Check each line of the records below for the word "name" and copy those where it appears.

- - - -

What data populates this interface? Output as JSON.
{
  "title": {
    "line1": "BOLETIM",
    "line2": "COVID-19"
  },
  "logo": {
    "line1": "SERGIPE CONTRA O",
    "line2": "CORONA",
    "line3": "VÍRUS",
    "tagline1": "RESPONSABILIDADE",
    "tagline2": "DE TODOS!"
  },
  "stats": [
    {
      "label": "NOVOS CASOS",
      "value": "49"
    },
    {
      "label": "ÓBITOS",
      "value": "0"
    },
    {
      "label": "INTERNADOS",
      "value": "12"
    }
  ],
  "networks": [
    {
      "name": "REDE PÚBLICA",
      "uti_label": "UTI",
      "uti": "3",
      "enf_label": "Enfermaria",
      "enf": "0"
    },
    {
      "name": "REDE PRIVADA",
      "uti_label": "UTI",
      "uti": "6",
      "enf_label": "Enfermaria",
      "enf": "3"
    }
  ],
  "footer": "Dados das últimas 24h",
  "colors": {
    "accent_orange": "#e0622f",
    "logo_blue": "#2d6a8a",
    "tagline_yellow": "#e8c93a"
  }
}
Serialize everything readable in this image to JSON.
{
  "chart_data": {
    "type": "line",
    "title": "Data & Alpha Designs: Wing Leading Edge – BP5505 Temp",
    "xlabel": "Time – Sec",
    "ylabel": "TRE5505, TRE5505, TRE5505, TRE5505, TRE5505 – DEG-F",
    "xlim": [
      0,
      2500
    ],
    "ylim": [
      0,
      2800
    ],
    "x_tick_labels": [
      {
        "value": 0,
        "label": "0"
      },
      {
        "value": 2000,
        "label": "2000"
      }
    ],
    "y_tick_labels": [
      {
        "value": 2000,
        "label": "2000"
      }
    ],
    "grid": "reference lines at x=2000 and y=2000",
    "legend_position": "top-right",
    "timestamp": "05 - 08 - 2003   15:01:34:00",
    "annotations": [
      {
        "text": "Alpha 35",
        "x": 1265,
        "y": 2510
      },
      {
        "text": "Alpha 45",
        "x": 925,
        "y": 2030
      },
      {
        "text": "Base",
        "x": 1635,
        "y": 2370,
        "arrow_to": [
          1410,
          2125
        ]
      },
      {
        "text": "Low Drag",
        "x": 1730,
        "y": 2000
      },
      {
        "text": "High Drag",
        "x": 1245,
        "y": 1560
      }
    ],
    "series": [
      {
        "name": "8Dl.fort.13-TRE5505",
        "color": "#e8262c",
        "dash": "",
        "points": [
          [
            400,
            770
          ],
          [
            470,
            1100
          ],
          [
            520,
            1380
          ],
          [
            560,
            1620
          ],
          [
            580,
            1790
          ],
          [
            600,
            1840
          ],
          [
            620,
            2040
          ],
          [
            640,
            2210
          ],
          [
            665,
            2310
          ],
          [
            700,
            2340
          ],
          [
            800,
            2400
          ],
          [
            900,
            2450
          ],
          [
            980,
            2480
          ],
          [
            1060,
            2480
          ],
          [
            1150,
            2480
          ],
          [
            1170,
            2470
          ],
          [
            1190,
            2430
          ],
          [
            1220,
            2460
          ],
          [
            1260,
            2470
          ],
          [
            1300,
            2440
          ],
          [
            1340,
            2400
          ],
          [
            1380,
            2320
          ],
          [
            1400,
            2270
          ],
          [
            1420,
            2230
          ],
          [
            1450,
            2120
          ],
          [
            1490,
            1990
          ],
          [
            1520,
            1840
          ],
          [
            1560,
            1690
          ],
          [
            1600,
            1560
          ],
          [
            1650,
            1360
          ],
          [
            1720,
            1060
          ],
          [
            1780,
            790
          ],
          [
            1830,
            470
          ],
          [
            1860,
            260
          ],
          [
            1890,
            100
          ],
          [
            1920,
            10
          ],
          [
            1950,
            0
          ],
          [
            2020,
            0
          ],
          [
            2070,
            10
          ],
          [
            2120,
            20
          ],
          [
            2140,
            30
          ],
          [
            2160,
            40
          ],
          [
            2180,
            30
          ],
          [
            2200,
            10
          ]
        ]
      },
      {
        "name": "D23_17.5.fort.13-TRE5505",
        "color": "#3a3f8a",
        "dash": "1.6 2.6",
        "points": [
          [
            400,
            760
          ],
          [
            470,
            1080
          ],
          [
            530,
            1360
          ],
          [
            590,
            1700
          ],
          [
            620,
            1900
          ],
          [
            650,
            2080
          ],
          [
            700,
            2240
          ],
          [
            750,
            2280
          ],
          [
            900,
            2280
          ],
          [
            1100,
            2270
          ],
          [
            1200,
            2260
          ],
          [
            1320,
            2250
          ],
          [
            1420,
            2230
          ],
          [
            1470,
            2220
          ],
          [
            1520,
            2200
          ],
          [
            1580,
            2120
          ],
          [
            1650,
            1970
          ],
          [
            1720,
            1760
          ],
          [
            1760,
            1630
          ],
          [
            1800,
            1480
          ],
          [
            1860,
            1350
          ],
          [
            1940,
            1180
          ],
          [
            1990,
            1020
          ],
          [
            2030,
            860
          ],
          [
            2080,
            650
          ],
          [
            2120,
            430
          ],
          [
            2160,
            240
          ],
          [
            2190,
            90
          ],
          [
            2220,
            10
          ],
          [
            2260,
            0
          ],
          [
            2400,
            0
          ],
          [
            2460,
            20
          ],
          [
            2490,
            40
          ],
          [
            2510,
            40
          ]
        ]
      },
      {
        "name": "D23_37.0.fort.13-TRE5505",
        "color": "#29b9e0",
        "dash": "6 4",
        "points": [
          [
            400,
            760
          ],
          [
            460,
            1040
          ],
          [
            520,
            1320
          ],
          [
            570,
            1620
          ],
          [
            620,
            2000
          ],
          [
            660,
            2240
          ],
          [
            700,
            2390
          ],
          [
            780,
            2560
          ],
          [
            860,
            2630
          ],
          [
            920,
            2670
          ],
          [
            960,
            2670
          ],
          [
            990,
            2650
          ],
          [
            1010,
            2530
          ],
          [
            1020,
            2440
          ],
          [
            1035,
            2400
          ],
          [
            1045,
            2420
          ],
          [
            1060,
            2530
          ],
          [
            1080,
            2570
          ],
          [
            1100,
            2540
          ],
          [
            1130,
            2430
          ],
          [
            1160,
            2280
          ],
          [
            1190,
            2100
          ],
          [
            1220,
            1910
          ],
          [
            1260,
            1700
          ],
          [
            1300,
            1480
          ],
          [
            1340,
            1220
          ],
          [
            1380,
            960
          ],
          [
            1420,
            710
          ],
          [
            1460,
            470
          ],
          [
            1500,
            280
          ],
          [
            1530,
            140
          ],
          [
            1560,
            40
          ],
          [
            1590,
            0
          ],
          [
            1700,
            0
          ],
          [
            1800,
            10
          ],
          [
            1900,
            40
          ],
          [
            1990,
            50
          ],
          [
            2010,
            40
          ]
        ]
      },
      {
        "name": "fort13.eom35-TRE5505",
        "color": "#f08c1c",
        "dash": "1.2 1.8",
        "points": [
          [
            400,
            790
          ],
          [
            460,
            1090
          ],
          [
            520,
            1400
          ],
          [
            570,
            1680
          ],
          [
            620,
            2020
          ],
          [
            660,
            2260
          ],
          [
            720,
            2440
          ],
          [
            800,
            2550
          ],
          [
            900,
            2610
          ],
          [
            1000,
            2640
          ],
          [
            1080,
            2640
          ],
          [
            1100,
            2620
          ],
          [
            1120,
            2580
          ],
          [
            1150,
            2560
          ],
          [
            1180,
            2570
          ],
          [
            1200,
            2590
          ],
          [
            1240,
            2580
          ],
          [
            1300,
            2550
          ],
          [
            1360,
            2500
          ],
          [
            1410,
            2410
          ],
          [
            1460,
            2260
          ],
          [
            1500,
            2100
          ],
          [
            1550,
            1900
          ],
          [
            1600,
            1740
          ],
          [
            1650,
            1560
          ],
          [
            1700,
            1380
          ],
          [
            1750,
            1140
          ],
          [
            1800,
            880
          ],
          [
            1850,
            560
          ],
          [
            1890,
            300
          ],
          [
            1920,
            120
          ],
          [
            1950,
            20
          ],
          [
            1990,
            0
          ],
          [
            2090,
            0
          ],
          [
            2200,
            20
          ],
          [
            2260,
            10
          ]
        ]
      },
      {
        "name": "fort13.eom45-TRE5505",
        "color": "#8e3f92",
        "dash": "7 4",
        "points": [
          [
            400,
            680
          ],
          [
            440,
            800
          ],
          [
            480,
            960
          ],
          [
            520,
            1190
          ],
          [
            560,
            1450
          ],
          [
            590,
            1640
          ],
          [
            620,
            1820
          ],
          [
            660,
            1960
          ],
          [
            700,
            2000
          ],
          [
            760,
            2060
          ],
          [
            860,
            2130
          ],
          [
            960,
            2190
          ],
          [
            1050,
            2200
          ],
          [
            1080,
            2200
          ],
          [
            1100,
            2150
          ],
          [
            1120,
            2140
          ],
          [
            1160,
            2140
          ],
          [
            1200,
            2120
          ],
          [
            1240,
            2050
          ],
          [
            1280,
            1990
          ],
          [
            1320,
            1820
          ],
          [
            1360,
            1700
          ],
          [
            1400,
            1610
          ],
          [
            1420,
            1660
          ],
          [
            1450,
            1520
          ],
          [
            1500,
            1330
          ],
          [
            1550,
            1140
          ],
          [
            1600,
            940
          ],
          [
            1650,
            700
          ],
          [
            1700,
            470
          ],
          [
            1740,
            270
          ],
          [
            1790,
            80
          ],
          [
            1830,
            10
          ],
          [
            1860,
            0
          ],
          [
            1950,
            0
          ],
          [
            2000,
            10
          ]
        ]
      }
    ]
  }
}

- - - -

_PROBLEM SOLUTION:_
      "name": "REDE PÚBLICA",
      "name": "REDE PRIVADA",
        "name": "8Dl.fort.13-TRE5505",
        "name": "D23_17.5.fort.13-TRE5505",
        "name": "D23_37.0.fort.13-TRE5505",
        "name": "fort13.eom35-TRE5505",
        "name": "fort13.eom45-TRE5505",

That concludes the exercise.